(Extracts from a graphics dataset)
□ □ □ □ □ □ □
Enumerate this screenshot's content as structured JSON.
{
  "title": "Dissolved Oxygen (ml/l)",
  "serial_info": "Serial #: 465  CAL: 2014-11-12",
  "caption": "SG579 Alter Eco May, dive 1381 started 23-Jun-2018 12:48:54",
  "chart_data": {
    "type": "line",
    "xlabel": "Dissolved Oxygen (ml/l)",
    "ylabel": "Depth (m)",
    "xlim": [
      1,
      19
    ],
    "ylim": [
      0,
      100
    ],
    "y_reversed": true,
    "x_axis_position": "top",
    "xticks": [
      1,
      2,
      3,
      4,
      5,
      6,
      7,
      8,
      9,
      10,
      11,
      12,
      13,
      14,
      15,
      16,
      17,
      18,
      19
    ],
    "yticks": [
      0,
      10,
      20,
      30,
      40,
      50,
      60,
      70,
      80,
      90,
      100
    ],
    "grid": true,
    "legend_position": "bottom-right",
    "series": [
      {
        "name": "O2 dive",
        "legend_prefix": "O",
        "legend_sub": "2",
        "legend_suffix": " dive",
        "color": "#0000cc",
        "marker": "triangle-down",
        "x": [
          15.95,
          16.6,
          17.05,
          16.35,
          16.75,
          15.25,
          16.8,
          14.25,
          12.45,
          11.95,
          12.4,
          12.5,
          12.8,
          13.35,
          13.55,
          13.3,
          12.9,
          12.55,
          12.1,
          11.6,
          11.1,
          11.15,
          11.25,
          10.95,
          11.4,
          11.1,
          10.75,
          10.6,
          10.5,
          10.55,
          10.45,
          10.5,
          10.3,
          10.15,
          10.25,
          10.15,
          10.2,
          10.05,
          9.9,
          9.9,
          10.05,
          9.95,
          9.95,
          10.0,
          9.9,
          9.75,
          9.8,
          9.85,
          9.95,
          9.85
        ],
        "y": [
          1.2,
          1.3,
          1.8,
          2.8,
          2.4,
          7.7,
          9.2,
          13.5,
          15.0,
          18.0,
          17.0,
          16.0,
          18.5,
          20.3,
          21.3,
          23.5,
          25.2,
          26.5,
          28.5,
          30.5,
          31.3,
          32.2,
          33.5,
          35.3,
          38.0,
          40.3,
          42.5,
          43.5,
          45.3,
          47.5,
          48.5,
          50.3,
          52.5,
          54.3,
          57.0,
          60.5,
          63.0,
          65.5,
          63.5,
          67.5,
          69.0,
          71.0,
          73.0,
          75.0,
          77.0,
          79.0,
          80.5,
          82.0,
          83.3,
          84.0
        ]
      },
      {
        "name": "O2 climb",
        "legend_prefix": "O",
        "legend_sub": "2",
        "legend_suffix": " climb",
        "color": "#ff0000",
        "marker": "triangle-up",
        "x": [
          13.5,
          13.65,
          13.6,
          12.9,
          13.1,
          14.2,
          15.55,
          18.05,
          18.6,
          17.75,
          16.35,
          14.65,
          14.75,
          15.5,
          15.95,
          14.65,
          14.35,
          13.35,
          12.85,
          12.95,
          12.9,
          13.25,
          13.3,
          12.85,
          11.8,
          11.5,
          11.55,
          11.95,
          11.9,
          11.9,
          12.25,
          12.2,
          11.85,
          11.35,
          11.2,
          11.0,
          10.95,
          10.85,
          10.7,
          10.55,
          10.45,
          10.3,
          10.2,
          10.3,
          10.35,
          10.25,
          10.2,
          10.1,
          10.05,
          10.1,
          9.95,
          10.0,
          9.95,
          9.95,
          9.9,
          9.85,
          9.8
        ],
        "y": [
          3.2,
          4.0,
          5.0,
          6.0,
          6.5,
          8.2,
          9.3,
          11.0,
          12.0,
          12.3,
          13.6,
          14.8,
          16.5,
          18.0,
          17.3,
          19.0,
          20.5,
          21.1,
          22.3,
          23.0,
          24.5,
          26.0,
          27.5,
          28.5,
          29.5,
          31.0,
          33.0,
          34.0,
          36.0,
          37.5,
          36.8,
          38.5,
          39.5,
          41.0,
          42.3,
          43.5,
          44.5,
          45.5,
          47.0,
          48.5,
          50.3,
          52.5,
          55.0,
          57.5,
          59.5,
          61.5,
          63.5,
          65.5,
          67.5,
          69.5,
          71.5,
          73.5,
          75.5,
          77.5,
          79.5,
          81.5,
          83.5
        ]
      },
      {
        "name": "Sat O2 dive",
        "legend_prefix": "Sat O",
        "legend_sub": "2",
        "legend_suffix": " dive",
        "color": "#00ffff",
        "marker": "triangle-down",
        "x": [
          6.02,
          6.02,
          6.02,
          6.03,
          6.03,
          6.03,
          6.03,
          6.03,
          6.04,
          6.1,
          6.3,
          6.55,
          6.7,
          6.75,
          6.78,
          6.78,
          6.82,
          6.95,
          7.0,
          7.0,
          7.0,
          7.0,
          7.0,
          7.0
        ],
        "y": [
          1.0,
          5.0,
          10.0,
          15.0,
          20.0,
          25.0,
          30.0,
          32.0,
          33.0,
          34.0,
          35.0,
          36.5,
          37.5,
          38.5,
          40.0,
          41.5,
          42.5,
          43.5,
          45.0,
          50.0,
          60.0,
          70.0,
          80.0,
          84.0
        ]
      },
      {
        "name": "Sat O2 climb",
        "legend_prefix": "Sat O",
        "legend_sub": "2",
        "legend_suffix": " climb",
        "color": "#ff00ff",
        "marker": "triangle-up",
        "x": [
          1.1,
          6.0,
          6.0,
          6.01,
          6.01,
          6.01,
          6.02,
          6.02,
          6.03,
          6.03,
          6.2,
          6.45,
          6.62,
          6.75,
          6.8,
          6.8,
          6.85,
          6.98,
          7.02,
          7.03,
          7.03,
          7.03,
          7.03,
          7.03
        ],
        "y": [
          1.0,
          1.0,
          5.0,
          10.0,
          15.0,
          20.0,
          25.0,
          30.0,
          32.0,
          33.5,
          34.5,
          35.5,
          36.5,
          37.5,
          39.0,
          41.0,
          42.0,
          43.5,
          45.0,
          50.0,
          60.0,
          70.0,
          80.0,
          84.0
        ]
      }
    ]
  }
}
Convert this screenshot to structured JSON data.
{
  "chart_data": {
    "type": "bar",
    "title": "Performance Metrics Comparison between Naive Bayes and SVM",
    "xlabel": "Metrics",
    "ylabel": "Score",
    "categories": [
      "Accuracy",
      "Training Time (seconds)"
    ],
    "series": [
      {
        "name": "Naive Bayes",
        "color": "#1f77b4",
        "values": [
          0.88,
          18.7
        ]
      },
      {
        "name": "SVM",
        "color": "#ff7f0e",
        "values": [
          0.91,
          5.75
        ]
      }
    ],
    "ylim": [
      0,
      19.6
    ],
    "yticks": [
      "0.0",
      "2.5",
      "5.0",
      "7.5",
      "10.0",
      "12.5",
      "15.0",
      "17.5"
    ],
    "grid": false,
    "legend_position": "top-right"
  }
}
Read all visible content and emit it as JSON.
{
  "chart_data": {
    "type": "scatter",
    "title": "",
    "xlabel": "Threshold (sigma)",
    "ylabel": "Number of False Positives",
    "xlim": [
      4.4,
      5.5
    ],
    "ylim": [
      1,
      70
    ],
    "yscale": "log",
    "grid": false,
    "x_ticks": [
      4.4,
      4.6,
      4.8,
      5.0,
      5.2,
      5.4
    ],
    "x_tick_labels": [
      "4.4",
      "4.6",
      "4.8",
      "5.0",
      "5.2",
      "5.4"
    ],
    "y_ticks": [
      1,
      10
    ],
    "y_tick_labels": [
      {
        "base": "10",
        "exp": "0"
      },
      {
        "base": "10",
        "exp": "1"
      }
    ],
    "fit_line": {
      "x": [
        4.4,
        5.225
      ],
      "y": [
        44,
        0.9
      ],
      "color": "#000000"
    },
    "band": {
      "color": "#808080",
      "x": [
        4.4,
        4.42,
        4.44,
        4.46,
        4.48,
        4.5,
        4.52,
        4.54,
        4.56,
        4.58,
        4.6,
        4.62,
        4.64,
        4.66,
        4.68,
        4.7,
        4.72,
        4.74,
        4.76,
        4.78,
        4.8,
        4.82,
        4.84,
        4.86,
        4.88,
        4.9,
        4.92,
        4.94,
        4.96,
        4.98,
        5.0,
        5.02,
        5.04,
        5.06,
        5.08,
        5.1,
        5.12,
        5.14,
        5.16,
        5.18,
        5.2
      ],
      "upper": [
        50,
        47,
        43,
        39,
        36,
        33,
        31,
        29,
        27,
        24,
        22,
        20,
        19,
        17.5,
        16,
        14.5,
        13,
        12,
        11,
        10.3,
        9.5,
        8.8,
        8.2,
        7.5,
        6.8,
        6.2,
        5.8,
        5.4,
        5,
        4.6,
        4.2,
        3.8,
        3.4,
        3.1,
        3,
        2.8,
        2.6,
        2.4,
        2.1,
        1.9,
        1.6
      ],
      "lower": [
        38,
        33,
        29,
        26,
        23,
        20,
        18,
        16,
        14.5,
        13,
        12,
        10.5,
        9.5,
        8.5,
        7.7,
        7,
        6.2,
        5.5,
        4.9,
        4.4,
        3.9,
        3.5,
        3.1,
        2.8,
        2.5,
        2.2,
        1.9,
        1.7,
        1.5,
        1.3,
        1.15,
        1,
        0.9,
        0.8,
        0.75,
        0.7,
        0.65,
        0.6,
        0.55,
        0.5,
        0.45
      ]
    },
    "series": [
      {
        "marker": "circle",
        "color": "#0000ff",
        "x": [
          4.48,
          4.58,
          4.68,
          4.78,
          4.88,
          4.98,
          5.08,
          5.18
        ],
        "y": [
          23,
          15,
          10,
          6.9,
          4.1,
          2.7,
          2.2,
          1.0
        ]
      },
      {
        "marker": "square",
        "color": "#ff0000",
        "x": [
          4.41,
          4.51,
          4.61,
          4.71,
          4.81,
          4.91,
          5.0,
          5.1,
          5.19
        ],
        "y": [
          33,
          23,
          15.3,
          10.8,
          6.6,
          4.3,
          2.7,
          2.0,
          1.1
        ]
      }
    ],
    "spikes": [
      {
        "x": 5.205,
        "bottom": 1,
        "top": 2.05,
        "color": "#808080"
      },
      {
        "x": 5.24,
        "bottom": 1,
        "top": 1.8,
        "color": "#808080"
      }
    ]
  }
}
□ □ □ □ □ □ □
In the records above, find each line that holds the word "screenshot"; copy all such lines.

Solution to the problem -
Enumerate this screenshot's content as structured JSON.
Convert this screenshot to structured JSON data.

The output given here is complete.